[[ PASSAGE FOR REVIEW open ]]

People should enjoy the local rate when using their mobile phones wherever they are in the EU, said the European Economic and Social Committee in a recently adopted opinion on a proposed overhaul of the EU roaming rules.
A single tariff zone, offering calls and data consumption at local rates to all people who have a phone subscription in Europe, with the same speed and access to infrastructure, whichever country the call is made to or from: this, in the EESC's view, is the goal that the EU should pursue in regulating roaming services.
While welcoming the European Commission's proposed review of the roaming regulation and its goals as a positive step in the right direction, the EESC believes a bolder objective should be set.
"The idea behind the Commission's proposal is that roaming services should be provided at the same conditions as they are at home, without any restrictions on access. This is a good proposal," said Christophe Lefèvre, rapporteur of the EESC opinion adopted at the July plenary session. "However, we believe that we should go beyond conditions and ensure that people in Europe do not have to pay more for their mobile communications when they go abroad."

[[ PASSAGE FOR REVIEW closed ]]
[[ SUPPLIED ENTRIES open ]]

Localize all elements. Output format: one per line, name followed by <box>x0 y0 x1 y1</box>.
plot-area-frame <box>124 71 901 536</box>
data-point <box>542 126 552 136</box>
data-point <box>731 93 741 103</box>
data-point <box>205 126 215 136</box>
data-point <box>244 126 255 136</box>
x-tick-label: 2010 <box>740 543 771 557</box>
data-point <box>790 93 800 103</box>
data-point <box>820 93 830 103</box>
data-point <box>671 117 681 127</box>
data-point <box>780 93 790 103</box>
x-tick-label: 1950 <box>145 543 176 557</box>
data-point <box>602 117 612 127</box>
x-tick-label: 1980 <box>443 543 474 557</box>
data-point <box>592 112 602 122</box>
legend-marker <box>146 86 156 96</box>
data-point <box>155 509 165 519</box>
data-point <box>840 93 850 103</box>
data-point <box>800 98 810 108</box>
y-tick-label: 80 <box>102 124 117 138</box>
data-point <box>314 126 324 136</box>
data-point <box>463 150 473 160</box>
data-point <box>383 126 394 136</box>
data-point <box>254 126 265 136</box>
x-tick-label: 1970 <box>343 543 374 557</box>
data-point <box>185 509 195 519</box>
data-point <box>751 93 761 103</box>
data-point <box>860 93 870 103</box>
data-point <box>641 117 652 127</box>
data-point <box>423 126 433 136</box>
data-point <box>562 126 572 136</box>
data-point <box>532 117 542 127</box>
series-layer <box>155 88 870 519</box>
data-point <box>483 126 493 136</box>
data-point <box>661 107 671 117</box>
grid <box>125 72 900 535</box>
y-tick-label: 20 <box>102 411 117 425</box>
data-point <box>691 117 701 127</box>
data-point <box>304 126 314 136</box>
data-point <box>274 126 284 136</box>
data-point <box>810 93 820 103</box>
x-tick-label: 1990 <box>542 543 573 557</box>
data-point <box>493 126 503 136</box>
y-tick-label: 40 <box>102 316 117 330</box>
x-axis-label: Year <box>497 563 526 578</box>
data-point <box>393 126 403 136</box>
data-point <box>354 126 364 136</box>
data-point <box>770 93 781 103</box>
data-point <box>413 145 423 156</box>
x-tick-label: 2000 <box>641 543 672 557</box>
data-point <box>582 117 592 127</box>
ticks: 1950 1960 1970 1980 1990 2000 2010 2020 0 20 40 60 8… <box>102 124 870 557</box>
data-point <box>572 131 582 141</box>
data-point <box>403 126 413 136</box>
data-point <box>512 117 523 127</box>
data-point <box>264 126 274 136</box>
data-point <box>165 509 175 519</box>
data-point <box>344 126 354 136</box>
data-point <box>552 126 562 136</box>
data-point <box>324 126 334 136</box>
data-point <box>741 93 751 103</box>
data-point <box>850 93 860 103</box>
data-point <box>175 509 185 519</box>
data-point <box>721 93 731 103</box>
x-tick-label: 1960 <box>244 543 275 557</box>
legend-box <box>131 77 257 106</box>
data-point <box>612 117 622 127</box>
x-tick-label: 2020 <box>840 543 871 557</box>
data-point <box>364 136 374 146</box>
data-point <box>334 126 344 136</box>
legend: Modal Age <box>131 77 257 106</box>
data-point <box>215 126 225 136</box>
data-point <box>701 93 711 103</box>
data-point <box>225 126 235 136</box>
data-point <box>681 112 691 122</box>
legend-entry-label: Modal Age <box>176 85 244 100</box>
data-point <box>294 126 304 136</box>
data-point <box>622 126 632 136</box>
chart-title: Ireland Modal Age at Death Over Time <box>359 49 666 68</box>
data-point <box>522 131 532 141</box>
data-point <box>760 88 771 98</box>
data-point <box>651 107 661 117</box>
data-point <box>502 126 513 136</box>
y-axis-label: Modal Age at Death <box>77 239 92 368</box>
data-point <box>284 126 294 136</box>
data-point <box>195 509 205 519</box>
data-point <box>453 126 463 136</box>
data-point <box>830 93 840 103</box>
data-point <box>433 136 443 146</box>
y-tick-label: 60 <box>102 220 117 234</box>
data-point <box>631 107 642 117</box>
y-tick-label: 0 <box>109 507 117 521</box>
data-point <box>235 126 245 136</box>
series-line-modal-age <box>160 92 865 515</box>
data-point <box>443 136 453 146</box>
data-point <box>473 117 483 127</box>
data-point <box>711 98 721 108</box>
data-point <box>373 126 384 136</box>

[[ SUPPLIED ENTRIES closed ]]

USING THE INFORMATION:
A – In the EU roaming article, who served as rapporteur of the EESC opinion?
B – Carry the EU roaming article forward from its final paragraph.

SOLVED TASKS:
A – Christophe Lefèvre

B –
The EESC also stresses that it is not enough to stipulate that, when similar quality or speeds are available in another Member State's network, the domestic operator should not deliberately provide a lower quality roaming service. This means, for instance, that if a consumer has 4G connectivity at home, they should not have 3G while roaming if 4G is available in the country they travel to.
Part of the problem is poor local infrastructure. To guarantee unlimited access to the latest generations and network technologies, the EU should also be ready to invest in infrastructure to fill existing gaps and ensure that there are no "white spots", i.e. regions that have inadequate broadband internet coverage, many of which are known to be located in rural areas and to drive away potential residents and businesses. The EU should also introduce minimum requirements that operators should progressively meet so that consumers can make full use of these services.
In addition, the EESC insists on the need to require multiple alerts to be sent to consumers to protect them from bill shocks when they exceed the limits of their subscriptions. When approaching the ceiling, the operator should keep alerting the consumer whenever the volume set for the previous alert has been consumed again, particularly during the same call or data use session.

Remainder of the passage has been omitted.